>> BEGIN Text

Written by Mike Natalizio | Mon, May 21,2012 @ 10:43 AM

BOB GREG
Boardman & Clark LLP

We live in an electronic society.  Virtually all transactions, records and conversations are increasingly electronic (both business and personal).  There is an electronic trail to almost everything. 

All organizations are now required to have a process to categorize, preserve and be able to produce electronic records in litigation.  Sometimes, years later. 

Develop a Process for Preserving Electronic Records

If you do not yet have a system, this is not something you should think about "getting around to sometime."  It is required!  It has been required for the past several years.  The courts are now assessing sanctions of up to $1 million or even granting summary judgment without trial against organizations which just "hadn't gotten around to" developing an effective and comprehensive Records Management Policy and Process. 

The same sanctions apply to those who did develop a process but then failed to reassess and keep it up to date with changing technology.  They should have known their policy and procedures were now antiquated and ineffective.  They pay the price. 

The Court’s Rules on Electronic Discovery

Both federal and most state court systems have adopted electronic discovery rules.  The federal rule is Rule 26(a), which requires that employers disclose, at the beginning of litigation and prior to any discovery by plaintiffs, a copy of or a description by category and location of any documents (paper or electronic) that may support its claims or defenses. 

Absence of computer records creates the appearance that one is trying to hide the truth.  It can create the presumption that any unproduced record should be viewed as an admission of fault.  This created a $2.1 million verdict against the employer in Arndt v. First Union Bank (N.C. Ct. App., 2005). 

Sanctions for Deleting Records Related to a Lawsuit

Employers lose cases and are sanctioned by the courts because they did not preserve email and other electronically stored information (ESI) even before an actual lawsuit is filed.  A sanction of $175,000 was imposed for deleting emails after the company should have been on notice of a potential claim (legal counsel, HR and IT failed to effectively communicate) in the case of Zubulake v. UBS Warburg LLC. The defendant may have to bear the full cost of retrieval and restoration of improperly deleted electronic records.

>> END Text
>> BEGIN Given entries

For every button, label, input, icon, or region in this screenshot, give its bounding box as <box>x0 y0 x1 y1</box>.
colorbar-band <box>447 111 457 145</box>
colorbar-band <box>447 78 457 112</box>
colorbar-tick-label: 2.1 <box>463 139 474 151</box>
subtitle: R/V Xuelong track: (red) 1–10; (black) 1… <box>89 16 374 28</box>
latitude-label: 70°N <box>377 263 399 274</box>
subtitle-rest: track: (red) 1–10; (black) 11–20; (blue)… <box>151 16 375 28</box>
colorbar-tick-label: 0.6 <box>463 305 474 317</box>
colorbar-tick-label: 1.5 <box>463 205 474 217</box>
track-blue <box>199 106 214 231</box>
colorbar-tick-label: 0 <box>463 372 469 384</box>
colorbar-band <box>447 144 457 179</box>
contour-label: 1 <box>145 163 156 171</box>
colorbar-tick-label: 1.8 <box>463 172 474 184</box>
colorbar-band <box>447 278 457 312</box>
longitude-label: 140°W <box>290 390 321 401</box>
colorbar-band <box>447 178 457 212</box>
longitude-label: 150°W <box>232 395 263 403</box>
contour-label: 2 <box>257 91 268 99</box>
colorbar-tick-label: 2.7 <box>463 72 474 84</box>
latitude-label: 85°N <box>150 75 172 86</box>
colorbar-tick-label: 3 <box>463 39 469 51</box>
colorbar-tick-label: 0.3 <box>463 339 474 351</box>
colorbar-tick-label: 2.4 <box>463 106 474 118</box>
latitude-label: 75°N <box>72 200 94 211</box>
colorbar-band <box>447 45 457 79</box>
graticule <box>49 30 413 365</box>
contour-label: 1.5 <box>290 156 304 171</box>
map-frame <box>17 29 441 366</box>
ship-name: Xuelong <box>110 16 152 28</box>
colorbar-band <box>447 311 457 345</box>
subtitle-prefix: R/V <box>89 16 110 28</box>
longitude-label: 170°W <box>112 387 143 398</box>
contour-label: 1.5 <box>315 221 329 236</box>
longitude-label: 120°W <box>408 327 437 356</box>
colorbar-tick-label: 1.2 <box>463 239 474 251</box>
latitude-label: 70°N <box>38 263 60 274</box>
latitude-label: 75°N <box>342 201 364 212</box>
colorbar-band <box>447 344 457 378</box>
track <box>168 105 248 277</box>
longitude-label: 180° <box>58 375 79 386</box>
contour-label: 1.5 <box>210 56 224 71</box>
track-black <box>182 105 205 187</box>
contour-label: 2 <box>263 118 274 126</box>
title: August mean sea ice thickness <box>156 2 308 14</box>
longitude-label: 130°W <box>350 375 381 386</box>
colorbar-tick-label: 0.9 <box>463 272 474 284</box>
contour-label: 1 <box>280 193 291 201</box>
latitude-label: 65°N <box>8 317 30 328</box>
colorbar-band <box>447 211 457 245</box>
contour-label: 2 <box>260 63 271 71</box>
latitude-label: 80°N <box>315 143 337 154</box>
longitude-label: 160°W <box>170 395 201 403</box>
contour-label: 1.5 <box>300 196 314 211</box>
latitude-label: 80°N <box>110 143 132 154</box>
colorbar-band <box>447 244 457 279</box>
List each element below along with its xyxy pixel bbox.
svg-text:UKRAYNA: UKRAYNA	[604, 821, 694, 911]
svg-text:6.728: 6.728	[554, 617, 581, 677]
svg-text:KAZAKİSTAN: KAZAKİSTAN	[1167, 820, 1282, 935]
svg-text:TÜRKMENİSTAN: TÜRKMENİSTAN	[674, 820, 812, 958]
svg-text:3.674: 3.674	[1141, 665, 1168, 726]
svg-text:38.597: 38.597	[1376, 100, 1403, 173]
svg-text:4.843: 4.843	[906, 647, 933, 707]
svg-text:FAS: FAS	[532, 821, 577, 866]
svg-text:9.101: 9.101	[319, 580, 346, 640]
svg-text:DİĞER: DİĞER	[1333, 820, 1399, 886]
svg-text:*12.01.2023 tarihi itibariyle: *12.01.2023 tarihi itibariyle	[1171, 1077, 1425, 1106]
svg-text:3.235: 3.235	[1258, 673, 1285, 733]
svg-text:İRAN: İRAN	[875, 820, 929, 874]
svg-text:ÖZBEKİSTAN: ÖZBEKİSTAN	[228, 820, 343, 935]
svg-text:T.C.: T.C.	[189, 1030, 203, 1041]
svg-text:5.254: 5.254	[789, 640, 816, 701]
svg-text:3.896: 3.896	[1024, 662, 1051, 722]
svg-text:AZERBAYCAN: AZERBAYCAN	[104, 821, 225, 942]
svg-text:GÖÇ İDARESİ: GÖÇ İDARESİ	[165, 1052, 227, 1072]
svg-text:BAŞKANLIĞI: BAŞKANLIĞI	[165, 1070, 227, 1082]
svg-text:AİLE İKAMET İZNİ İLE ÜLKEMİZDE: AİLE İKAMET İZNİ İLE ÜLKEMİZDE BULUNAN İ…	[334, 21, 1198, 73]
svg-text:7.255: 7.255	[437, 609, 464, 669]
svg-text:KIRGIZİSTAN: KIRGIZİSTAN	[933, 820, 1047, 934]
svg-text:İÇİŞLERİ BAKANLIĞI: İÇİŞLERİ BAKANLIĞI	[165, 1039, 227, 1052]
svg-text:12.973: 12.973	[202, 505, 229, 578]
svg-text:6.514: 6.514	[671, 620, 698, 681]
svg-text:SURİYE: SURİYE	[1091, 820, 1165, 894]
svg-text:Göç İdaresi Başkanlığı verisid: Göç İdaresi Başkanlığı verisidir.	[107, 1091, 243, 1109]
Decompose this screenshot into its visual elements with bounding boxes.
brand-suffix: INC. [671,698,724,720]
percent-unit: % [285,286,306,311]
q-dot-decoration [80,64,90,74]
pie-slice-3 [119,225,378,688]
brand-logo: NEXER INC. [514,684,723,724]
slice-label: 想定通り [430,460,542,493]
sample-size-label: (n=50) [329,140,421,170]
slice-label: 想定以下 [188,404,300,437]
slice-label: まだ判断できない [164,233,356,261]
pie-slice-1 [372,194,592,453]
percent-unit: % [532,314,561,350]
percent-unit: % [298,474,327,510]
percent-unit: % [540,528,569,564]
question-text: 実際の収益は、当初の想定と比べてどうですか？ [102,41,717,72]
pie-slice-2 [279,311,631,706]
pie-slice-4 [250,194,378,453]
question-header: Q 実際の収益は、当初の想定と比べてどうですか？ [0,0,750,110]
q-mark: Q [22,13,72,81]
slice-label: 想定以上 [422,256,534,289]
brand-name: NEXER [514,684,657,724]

>> END Given entries

● To be done:
A. Please reproduce the article on electronic records from "Develop a Process for" up to and including "Policy and Process.".
B. According to the article on electronic records, why is a missing computer record harmful to an organization in court? Answer in one to three sentences.
C. Extend the article on electronic records, picking up right after its final sentence.

● Responses per task:
A.
Develop a Process for Preserving Electronic Records

If you do not yet have a system, this is not something you should think about "getting around to sometime."  It is required!  It has been required for the past several years.  The courts are now assessing sanctions of up to $1 million or even granting summary judgment without trial against organizations which just "hadn't gotten around to" developing an effective and comprehensive Records Management Policy and Process.

B. A missing computer record makes it look as though the organization is trying to hide the truth. It can also create the presumption that any record not produced should be treated as an admission of fault.

C.
Other sanctions for spoliation include:

  • You pay penalties;
  • The court "suppresses" your evidence;
  • Presumption of guilt; and
  • You lose!  Court grants summary judgment due to your bad faith.

Creating a Policy for Electronic Records Management

An effective policy and process for electronic records management requires serious assessment.  It is not something which can be copied from some forms manual and plugged in.  There must be detailed analysis of your own organization, its operations, business, the extent and type of electronic communications and records.   Information storage and retention itself is becoming more and more complex.  Depending on the amount of data they have, some companies need to turn to external providers for storage. 

At a minimum, all records policies and procedures should cover: 

  • Creation of records (including prohibitions on what not to have on the system);
  • Retention and security (including back-up storage media);
  • Retrieval (and authenticity); and
  • When and how to destroy.

This system should comply with all relevant laws and regulations, not just the court discovery rules.  Various laws require keeping records in different ways.  Make sure you know the specific requirements for your company and types of data!